** Begin Information provided **

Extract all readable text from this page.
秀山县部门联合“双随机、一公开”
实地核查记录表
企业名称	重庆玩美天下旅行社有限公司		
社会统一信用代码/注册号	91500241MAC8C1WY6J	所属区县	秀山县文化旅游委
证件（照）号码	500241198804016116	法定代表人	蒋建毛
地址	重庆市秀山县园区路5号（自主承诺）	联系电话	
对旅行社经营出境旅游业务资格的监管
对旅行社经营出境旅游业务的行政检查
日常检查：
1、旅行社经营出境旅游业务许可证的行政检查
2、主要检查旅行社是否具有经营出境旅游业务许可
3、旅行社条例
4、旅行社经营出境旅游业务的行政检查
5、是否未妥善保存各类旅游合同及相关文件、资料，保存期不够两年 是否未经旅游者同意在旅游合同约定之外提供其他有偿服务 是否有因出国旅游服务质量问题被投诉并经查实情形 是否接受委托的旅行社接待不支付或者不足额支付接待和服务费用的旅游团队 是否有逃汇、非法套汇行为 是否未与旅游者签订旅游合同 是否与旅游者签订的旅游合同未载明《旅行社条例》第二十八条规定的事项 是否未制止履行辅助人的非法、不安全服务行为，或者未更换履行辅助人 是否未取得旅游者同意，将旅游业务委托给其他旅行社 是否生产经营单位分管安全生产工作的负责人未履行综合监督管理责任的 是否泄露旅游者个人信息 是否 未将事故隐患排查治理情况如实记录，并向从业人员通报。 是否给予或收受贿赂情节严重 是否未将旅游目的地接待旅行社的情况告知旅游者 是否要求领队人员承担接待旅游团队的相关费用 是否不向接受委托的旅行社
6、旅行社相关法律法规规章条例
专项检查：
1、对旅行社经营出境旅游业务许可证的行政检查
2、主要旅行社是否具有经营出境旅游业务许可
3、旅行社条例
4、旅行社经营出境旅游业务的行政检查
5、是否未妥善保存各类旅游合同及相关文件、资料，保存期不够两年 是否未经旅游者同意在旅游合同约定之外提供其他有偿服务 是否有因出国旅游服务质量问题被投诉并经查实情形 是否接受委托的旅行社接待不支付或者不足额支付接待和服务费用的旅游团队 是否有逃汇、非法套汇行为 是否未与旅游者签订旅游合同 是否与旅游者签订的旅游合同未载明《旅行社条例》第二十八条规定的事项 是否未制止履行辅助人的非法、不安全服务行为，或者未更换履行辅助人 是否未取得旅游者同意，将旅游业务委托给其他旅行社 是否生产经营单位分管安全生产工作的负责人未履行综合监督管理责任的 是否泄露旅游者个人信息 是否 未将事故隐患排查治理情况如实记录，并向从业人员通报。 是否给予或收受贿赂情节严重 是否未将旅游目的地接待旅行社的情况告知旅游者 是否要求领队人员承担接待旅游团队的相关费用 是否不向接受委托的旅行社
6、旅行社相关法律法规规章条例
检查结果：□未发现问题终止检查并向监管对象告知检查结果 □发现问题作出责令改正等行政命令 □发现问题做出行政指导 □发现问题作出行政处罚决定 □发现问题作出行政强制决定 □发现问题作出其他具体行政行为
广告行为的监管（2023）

** End Information provided **

* _Description of the task_:
Retype the listing. Match it exactly.

* _Response to the exercise_:
Extract all readable text from this page.
秀山县部门联合“双随机、一公开”
实地核查记录表
企业名称	重庆玩美天下旅行社有限公司		
社会统一信用代码/注册号	91500241MAC8C1WY6J	所属区县	秀山县文化旅游委
证件（照）号码	500241198804016116	法定代表人	蒋建毛
地址	重庆市秀山县园区路5号（自主承诺）	联系电话	
对旅行社经营出境旅游业务资格的监管
对旅行社经营出境旅游业务的行政检查
日常检查：
1、旅行社经营出境旅游业务许可证的行政检查
2、主要检查旅行社是否具有经营出境旅游业务许可
3、旅行社条例
4、旅行社经营出境旅游业务的行政检查
5、是否未妥善保存各类旅游合同及相关文件、资料，保存期不够两年 是否未经旅游者同意在旅游合同约定之外提供其他有偿服务 是否有因出国旅游服务质量问题被投诉并经查实情形 是否接受委托的旅行社接待不支付或者不足额支付接待和服务费用的旅游团队 是否有逃汇、非法套汇行为 是否未与旅游者签订旅游合同 是否与旅游者签订的旅游合同未载明《旅行社条例》第二十八条规定的事项 是否未制止履行辅助人的非法、不安全服务行为，或者未更换履行辅助人 是否未取得旅游者同意，将旅游业务委托给其他旅行社 是否生产经营单位分管安全生产工作的负责人未履行综合监督管理责任的 是否泄露旅游者个人信息 是否 未将事故隐患排查治理情况如实记录，并向从业人员通报。 是否给予或收受贿赂情节严重 是否未将旅游目的地接待旅行社的情况告知旅游者 是否要求领队人员承担接待旅游团队的相关费用 是否不向接受委托的旅行社
6、旅行社相关法律法规规章条例
专项检查：
1、对旅行社经营出境旅游业务许可证的行政检查
2、主要旅行社是否具有经营出境旅游业务许可
3、旅行社条例
4、旅行社经营出境旅游业务的行政检查
5、是否未妥善保存各类旅游合同及相关文件、资料，保存期不够两年 是否未经旅游者同意在旅游合同约定之外提供其他有偿服务 是否有因出国旅游服务质量问题被投诉并经查实情形 是否接受委托的旅行社接待不支付或者不足额支付接待和服务费用的旅游团队 是否有逃汇、非法套汇行为 是否未与旅游者签订旅游合同 是否与旅游者签订的旅游合同未载明《旅行社条例》第二十八条规定的事项 是否未制止履行辅助人的非法、不安全服务行为，或者未更换履行辅助人 是否未取得旅游者同意，将旅游业务委托给其他旅行社 是否生产经营单位分管安全生产工作的负责人未履行综合监督管理责任的 是否泄露旅游者个人信息 是否 未将事故隐患排查治理情况如实记录，并向从业人员通报。 是否给予或收受贿赂情节严重 是否未将旅游目的地接待旅行社的情况告知旅游者 是否要求领队人员承担接待旅游团队的相关费用 是否不向接受委托的旅行社
6、旅行社相关法律法规规章条例
检查结果：□未发现问题终止检查并向监管对象告知检查结果 □发现问题作出责令改正等行政命令 □发现问题做出行政指导 □发现问题作出行政处罚决定 □发现问题作出行政强制决定 □发现问题作出其他具体行政行为
广告行为的监管（2023）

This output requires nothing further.